:: Exercise requirements ::
Exact repetition of every entry is required.

[Records from a collection]
==========

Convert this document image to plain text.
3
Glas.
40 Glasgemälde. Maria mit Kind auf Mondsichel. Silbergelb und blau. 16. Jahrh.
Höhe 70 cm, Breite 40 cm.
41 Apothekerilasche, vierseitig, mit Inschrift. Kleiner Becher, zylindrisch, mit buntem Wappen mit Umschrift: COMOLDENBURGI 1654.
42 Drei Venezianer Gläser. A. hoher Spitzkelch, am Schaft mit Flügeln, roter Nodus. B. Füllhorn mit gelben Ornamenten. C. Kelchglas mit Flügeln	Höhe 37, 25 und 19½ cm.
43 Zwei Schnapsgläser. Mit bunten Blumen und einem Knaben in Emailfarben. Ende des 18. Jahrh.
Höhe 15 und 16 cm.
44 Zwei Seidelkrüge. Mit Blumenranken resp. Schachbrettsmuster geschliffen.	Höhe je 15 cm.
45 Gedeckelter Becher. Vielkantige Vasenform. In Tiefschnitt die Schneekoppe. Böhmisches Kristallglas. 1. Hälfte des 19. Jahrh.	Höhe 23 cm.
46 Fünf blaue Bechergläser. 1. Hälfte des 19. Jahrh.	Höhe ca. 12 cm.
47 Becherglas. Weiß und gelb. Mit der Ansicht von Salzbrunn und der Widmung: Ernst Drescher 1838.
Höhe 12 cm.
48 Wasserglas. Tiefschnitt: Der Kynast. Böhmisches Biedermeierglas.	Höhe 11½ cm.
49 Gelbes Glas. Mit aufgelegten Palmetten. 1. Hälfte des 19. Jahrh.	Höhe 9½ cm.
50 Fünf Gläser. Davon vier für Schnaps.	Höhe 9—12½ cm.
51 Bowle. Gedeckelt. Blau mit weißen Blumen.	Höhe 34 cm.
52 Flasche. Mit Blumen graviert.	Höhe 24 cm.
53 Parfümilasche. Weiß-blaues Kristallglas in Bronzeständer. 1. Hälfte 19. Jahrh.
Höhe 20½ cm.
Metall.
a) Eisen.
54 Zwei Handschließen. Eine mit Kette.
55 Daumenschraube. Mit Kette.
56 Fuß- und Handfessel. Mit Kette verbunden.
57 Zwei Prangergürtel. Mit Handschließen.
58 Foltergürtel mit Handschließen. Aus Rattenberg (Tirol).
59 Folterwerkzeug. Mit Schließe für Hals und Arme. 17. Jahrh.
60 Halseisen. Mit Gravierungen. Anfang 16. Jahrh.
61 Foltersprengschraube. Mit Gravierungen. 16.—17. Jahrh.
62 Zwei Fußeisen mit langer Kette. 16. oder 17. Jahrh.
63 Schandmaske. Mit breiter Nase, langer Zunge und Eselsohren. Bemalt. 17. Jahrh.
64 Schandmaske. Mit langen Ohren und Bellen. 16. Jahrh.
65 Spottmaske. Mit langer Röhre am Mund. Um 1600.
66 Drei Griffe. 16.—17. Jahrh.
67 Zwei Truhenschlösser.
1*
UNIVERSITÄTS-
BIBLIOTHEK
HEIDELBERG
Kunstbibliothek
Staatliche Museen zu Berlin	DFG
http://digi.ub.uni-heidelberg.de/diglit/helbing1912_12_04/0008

==========

:: Task response ::
Convert this document image to plain text.
3
Glas.
40 Glasgemälde. Maria mit Kind auf Mondsichel. Silbergelb und blau. 16. Jahrh.
Höhe 70 cm, Breite 40 cm.
41 Apothekerilasche, vierseitig, mit Inschrift. Kleiner Becher, zylindrisch, mit buntem Wappen mit Umschrift: COMOLDENBURGI 1654.
42 Drei Venezianer Gläser. A. hoher Spitzkelch, am Schaft mit Flügeln, roter Nodus. B. Füllhorn mit gelben Ornamenten. C. Kelchglas mit Flügeln	Höhe 37, 25 und 19½ cm.
43 Zwei Schnapsgläser. Mit bunten Blumen und einem Knaben in Emailfarben. Ende des 18. Jahrh.
Höhe 15 und 16 cm.
44 Zwei Seidelkrüge. Mit Blumenranken resp. Schachbrettsmuster geschliffen.	Höhe je 15 cm.
45 Gedeckelter Becher. Vielkantige Vasenform. In Tiefschnitt die Schneekoppe. Böhmisches Kristallglas. 1. Hälfte des 19. Jahrh.	Höhe 23 cm.
46 Fünf blaue Bechergläser. 1. Hälfte des 19. Jahrh.	Höhe ca. 12 cm.
47 Becherglas. Weiß und gelb. Mit der Ansicht von Salzbrunn und der Widmung: Ernst Drescher 1838.
Höhe 12 cm.
48 Wasserglas. Tiefschnitt: Der Kynast. Böhmisches Biedermeierglas.	Höhe 11½ cm.
49 Gelbes Glas. Mit aufgelegten Palmetten. 1. Hälfte des 19. Jahrh.	Höhe 9½ cm.
50 Fünf Gläser. Davon vier für Schnaps.	Höhe 9—12½ cm.
51 Bowle. Gedeckelt. Blau mit weißen Blumen.	Höhe 34 cm.
52 Flasche. Mit Blumen graviert.	Höhe 24 cm.
53 Parfümilasche. Weiß-blaues Kristallglas in Bronzeständer. 1. Hälfte 19. Jahrh.
Höhe 20½ cm.
Metall.
a) Eisen.
54 Zwei Handschließen. Eine mit Kette.
55 Daumenschraube. Mit Kette.
56 Fuß- und Handfessel. Mit Kette verbunden.
57 Zwei Prangergürtel. Mit Handschließen.
58 Foltergürtel mit Handschließen. Aus Rattenberg (Tirol).
59 Folterwerkzeug. Mit Schließe für Hals und Arme. 17. Jahrh.
60 Halseisen. Mit Gravierungen. Anfang 16. Jahrh.
61 Foltersprengschraube. Mit Gravierungen. 16.—17. Jahrh.
62 Zwei Fußeisen mit langer Kette. 16. oder 17. Jahrh.
63 Schandmaske. Mit breiter Nase, langer Zunge und Eselsohren. Bemalt. 17. Jahrh.
64 Schandmaske. Mit langen Ohren und Bellen. 16. Jahrh.
65 Spottmaske. Mit langer Röhre am Mund. Um 1600.
66 Drei Griffe. 16.—17. Jahrh.
67 Zwei Truhenschlösser.
1*
UNIVERSITÄTS-
BIBLIOTHEK
HEIDELBERG
Kunstbibliothek
Staatliche Museen zu Berlin	DFG
http://digi.ub.uni-heidelberg.de/diglit/helbing1912_12_04/0008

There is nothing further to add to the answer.